• [What is expected]
Find every line of the listing below where "icon" appears, and copy it.

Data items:
-------

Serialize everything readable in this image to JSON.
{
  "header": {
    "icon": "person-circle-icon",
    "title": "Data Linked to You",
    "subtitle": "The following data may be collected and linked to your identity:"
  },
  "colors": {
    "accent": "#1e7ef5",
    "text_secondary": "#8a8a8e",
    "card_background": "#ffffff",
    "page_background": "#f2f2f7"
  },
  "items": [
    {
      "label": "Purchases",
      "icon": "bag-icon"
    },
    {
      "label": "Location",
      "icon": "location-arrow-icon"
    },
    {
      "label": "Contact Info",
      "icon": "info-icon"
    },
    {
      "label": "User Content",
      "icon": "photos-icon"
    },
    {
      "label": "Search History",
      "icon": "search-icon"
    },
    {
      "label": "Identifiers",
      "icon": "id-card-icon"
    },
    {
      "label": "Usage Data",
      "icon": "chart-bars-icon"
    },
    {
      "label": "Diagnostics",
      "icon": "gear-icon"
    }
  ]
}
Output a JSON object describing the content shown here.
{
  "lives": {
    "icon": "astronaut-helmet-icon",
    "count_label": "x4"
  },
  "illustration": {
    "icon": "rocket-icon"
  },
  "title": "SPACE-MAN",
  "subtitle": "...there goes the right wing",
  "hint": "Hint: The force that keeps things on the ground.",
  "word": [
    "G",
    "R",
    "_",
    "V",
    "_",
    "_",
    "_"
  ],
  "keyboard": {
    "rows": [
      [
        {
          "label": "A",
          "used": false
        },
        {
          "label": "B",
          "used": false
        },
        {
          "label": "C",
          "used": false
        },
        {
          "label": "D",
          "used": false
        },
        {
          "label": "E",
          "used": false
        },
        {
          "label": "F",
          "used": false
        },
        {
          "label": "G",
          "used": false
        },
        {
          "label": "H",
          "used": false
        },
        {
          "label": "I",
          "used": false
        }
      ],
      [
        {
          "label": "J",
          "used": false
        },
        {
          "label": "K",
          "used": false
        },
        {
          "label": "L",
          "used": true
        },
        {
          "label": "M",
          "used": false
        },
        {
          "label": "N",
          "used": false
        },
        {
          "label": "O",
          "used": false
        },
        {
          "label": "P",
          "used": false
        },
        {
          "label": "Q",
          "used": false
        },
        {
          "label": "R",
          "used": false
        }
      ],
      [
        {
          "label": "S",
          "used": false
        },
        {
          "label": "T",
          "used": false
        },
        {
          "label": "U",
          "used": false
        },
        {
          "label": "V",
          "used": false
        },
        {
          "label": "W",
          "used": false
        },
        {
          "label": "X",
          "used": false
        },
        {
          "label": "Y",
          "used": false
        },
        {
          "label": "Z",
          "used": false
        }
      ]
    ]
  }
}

-------

• [Response for this exercise]
    "icon": "person-circle-icon",
      "icon": "bag-icon"
      "icon": "location-arrow-icon"
      "icon": "info-icon"
      "icon": "photos-icon"
      "icon": "search-icon"
      "icon": "id-card-icon"
      "icon": "chart-bars-icon"
      "icon": "gear-icon"
    "icon": "astronaut-helmet-icon",
    "icon": "rocket-icon"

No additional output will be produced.